*Goal*:
Read the listing below and copy out every line that holds "discrecional".

::: The data :::

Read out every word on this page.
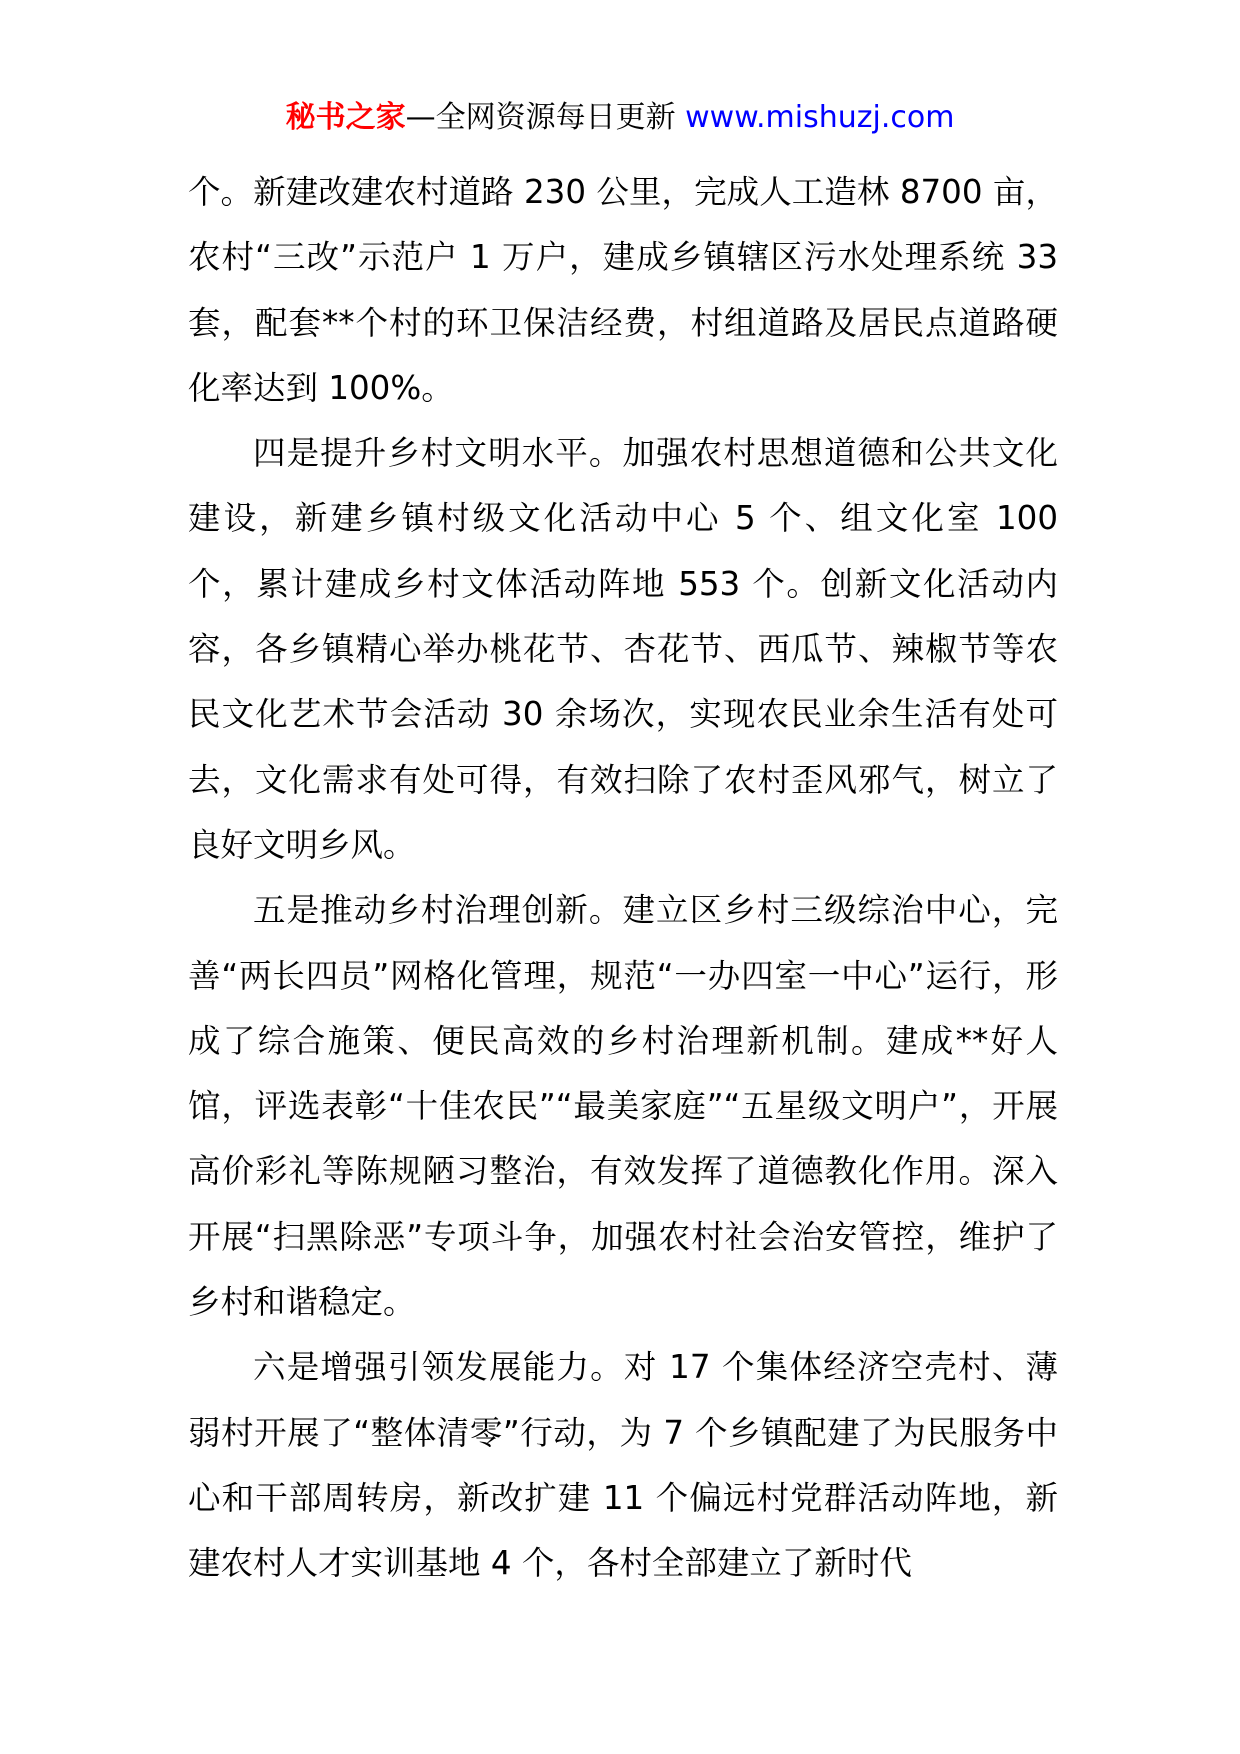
秘书之家—全网资源每日更新 www.mishuzj.com

个。新建改建农村道路 230 公里，完成人工造林 8700 亩，农村“三改”示范户 1 万户，建成乡镇辖区污水处理系统 33 套，配套**个村的环卫保洁经费，村组道路及居民点道路硬化率达到 100%。

四是提升乡村文明水平。加强农村思想道德和公共文化建设，新建乡镇村级文化活动中心 5 个、组文化室 100 个，累计建成乡村文体活动阵地 553 个。创新文化活动内容，各乡镇精心举办桃花节、杏花节、西瓜节、辣椒节等农民文化艺术节会活动 30 余场次，实现农民业余生活有处可去，文化需求有处可得，有效扫除了农村歪风邪气，树立了良好文明乡风。

五是推动乡村治理创新。建立区乡村三级综治中心，完善“两长四员”网格化管理，规范“一办四室一中心”运行，形成了综合施策、便民高效的乡村治理新机制。建成**好人馆，评选表彰“十佳农民”“最美家庭”“五星级文明户”，开展高价彩礼等陈规陋习整治，有效发挥了道德教化作用。深入开展“扫黑除恶”专项斗争，加强农村社会治安管控，维护了乡村和谐稳定。

六是增强引领发展能力。对 17 个集体经济空壳村、薄弱村开展了“整体清零”行动，为 7 个乡镇配建了为民服务中心和干部周转房，新改扩建 11 个偏远村党群活动阵地，新建农村人才实训基地 4 个，各村全部建立了新时代
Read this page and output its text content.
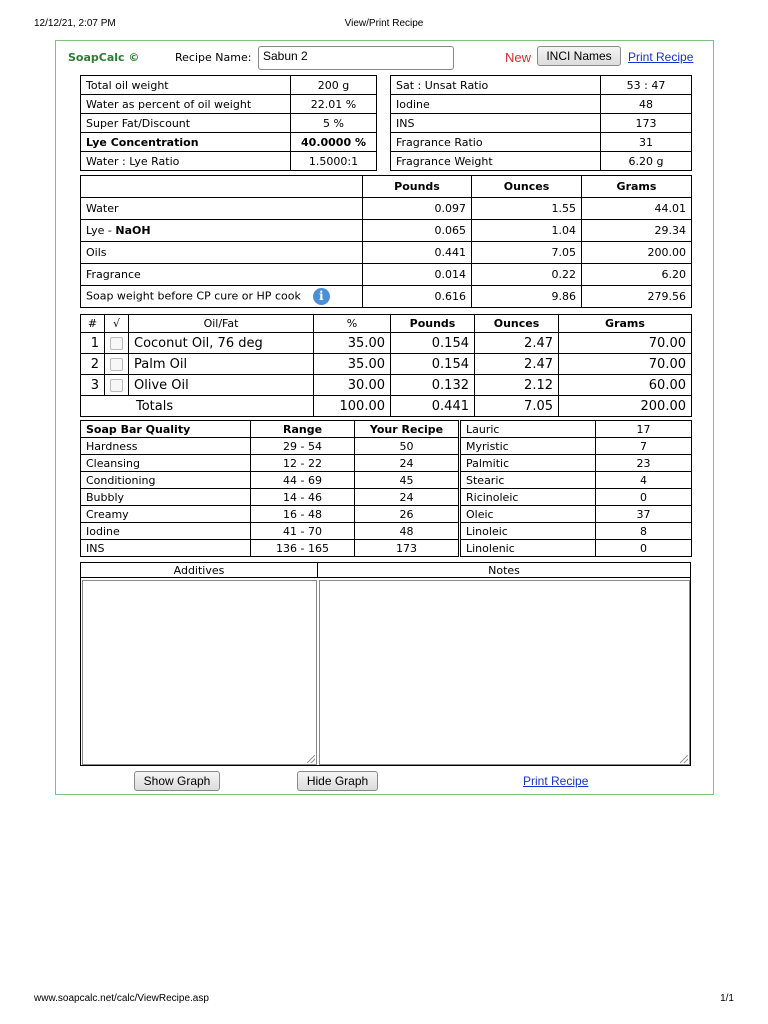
12/12/21, 2:07 PM	View/Print Recipe
SoapCalc ©	Recipe Name: Sabun 2	New	INCI Names	Print Recipe
Total oil weight	200 g
Water as percent of oil weight	22.01 %
Super Fat/Discount	5 %
Lye Concentration	40.0000 %
Water : Lye Ratio	1.5000:1
Sat : Unsat Ratio	53 : 47
Iodine	48
INS	173
Fragrance Ratio	31
Fragrance Weight	6.20 g
	Pounds	Ounces	Grams
Water	0.097	1.55	44.01
Lye - NaOH	0.065	1.04	29.34
Oils	0.441	7.05	200.00
Fragrance	0.014	0.22	6.20
Soap weight before CP cure or HP cook i	0.616	9.86	279.56
#	√	Oil/Fat	%	Pounds	Ounces	Grams
1		Coconut Oil, 76 deg	35.00	0.154	2.47	70.00
2		Palm Oil	35.00	0.154	2.47	70.00
3		Olive Oil	30.00	0.132	2.12	60.00
Totals			100.00	0.441	7.05	200.00
Soap Bar Quality	Range	Your Recipe
Hardness	29 - 54	50
Cleansing	12 - 22	24
Conditioning	44 - 69	45
Bubbly	14 - 46	24
Creamy	16 - 48	26
Iodine	41 - 70	48
INS	136 - 165	173
Lauric	17
Myristic	7
Palmitic	23
Stearic	4
Ricinoleic	0
Oleic	37
Linoleic	8
Linolenic	0
Additives	Notes
Show Graph	Hide Graph	Print Recipe
www.soapcalc.net/calc/ViewRecipe.asp	1/1
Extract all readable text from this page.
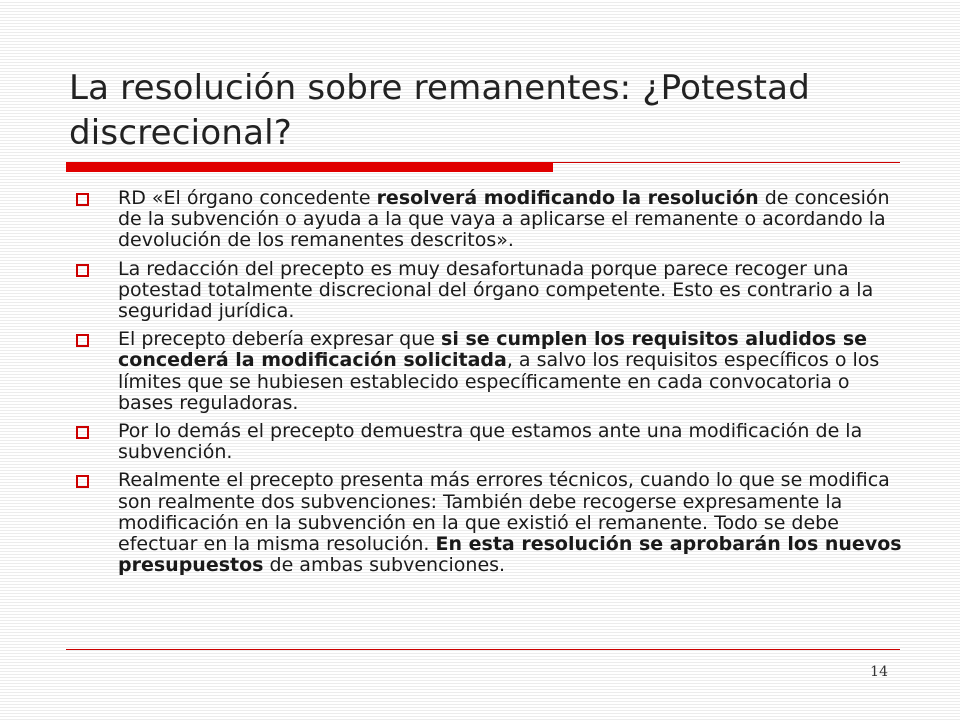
La resolución sobre remanentes: ¿Potestad discrecional?
RD «El órgano concedente resolverá modificando la resolución de concesión de la subvención o ayuda a la que vaya a aplicarse el remanente o acordando la devolución de los remanentes descritos».
La redacción del precepto es muy desafortunada porque parece recoger una potestad totalmente discrecional del órgano competente. Esto es contrario a la seguridad jurídica.
El precepto debería expresar que si se cumplen los requisitos aludidos se concederá la modificación solicitada, a salvo los requisitos específicos o los límites que se hubiesen establecido específicamente en cada convocatoria o bases reguladoras.
Por lo demás el precepto demuestra que estamos ante una modificación de la subvención.
Realmente el precepto presenta más errores técnicos, cuando lo que se modifica son realmente dos subvenciones: También debe recogerse expresamente la modificación en la subvención en la que existió el remanente. Todo se debe efectuar en la misma resolución. En esta resolución se aprobarán los nuevos presupuestos de ambas subvenciones.
14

:::

*Reply*:
La resolución sobre remanentes: ¿Potestad discrecional?
La redacción del precepto es muy desafortunada porque parece recoger una potestad totalmente discrecional del órgano competente. Esto es contrario a la seguridad jurídica.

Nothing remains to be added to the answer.